* **Given task**: Return each line of the records holding the string "Freunde".

* **Provided information**:

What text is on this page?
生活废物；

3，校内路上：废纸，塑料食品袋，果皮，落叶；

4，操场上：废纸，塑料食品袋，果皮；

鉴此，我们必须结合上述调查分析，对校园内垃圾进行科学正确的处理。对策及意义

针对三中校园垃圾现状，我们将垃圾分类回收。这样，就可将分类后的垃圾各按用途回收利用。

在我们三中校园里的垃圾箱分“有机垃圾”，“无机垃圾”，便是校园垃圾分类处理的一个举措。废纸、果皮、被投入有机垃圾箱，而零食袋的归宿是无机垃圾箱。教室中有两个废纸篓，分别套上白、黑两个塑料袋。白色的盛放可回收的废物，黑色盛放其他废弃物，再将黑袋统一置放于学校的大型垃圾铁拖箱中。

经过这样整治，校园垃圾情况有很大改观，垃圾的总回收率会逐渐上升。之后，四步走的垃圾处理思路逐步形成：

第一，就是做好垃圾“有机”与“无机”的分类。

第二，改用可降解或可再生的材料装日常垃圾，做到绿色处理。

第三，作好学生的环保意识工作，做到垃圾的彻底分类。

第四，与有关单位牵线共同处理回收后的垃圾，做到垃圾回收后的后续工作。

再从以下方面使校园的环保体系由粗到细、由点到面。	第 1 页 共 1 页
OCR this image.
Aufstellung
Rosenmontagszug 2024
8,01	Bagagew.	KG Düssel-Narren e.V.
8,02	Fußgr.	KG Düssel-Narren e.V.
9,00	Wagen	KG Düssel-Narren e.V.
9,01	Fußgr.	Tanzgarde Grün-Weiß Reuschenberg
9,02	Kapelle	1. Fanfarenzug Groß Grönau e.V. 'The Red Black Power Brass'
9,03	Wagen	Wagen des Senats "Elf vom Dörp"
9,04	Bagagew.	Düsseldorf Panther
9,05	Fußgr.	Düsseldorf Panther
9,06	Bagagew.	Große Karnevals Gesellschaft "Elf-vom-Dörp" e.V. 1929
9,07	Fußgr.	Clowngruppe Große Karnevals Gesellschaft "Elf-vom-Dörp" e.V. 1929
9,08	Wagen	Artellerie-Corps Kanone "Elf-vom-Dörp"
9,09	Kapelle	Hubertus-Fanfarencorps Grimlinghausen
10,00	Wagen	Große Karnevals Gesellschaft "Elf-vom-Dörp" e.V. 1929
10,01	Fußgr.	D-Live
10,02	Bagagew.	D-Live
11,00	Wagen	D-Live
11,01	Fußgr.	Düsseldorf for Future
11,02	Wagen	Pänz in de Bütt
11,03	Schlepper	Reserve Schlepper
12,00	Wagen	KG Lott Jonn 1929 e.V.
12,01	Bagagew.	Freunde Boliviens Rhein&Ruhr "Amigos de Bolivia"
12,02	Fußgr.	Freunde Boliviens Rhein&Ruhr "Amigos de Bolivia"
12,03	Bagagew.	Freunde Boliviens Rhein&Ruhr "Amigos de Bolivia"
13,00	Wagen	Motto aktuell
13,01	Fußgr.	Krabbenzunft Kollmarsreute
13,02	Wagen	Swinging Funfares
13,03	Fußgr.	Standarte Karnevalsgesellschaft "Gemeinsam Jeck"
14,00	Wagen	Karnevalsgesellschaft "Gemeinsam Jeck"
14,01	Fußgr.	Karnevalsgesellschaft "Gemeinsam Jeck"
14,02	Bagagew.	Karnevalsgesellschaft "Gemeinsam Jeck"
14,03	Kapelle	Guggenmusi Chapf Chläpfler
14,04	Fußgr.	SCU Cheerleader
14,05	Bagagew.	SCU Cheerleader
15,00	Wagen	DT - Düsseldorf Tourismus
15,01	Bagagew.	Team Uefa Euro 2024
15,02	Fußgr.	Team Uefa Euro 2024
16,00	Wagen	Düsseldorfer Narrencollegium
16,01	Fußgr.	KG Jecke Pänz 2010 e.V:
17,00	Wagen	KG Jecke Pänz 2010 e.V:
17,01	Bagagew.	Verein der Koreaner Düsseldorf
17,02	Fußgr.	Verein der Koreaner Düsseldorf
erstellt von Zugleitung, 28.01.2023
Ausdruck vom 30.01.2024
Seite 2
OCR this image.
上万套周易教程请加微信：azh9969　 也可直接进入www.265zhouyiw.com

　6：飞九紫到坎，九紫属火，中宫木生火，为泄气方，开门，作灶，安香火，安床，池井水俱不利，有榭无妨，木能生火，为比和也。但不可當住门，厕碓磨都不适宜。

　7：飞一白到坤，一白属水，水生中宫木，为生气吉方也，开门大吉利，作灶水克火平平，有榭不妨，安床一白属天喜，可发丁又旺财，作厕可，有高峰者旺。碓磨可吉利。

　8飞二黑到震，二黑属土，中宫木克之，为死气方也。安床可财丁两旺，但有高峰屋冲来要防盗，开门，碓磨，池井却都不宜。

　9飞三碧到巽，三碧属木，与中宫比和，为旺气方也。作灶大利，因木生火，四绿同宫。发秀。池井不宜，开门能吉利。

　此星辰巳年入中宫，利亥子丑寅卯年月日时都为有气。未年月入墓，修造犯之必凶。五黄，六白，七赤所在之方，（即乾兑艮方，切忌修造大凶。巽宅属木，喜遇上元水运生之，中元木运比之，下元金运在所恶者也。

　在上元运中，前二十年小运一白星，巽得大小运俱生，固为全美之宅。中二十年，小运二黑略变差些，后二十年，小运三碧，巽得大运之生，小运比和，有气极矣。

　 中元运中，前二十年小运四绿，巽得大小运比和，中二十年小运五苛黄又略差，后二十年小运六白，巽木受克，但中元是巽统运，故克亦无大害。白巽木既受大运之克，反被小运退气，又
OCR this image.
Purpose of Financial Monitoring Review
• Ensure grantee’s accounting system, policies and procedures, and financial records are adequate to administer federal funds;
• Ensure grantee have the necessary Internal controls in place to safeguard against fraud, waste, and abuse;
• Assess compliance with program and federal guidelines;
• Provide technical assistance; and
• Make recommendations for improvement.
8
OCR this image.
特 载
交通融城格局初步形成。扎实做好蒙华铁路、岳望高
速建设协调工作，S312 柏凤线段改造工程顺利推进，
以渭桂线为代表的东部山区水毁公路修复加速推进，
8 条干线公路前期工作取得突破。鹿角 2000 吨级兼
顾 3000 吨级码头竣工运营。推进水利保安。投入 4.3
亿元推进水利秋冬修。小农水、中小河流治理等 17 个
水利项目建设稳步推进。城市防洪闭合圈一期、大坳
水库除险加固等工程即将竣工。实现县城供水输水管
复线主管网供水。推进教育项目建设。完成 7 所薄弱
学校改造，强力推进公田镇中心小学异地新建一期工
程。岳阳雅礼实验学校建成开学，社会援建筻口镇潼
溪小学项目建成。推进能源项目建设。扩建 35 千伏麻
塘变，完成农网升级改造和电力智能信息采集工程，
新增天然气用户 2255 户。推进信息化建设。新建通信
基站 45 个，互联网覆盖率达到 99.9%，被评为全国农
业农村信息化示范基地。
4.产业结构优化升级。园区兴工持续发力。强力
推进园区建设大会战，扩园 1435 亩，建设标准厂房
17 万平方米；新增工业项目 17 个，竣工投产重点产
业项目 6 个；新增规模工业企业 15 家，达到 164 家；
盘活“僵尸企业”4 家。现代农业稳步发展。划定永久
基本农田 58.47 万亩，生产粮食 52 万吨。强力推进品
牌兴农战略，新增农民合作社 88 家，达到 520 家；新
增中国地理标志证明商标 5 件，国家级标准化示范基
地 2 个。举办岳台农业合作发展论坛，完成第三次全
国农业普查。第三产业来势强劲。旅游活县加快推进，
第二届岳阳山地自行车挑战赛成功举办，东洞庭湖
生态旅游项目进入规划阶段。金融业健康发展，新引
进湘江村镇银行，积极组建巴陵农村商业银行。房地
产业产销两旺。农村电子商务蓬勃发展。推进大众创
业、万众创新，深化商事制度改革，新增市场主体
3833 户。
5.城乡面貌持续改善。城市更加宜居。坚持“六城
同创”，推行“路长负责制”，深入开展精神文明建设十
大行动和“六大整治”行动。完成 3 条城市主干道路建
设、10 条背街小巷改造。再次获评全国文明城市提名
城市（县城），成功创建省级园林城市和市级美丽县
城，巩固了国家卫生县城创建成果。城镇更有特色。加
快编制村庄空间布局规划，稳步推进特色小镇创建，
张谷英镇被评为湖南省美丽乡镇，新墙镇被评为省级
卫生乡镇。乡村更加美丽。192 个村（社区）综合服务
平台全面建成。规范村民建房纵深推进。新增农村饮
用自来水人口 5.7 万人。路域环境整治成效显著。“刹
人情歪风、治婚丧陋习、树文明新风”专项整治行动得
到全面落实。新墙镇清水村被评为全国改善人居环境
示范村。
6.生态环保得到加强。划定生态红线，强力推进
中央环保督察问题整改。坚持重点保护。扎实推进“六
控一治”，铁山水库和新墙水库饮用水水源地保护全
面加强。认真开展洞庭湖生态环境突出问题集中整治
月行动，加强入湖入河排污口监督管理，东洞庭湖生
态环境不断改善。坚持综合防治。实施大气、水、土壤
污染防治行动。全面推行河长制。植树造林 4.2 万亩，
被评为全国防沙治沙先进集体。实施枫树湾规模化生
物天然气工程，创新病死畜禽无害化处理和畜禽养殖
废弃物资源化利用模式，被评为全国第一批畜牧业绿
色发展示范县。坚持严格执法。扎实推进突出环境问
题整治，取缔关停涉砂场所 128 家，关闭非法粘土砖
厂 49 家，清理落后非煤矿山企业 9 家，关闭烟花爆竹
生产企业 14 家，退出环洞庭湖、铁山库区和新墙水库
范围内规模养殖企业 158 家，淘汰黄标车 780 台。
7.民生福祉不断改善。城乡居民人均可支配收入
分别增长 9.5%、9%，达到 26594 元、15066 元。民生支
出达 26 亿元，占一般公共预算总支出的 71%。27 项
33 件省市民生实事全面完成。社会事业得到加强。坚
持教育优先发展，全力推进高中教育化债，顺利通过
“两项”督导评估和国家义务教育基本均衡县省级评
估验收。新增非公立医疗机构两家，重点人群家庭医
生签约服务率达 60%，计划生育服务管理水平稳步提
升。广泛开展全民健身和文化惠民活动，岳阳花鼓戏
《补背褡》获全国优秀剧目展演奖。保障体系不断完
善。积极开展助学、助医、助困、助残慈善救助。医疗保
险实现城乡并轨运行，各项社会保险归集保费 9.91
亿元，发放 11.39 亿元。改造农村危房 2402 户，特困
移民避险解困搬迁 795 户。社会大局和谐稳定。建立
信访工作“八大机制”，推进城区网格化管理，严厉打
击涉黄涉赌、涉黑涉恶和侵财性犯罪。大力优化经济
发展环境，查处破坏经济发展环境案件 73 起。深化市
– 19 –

* **Task solution**:
12,01	Bagagew.	Freunde Boliviens Rhein&Ruhr "Amigos de Bolivia"
12,02	Fußgr.	Freunde Boliviens Rhein&Ruhr "Amigos de Bolivia"
12,03	Bagagew.	Freunde Boliviens Rhein&Ruhr "Amigos de Bolivia"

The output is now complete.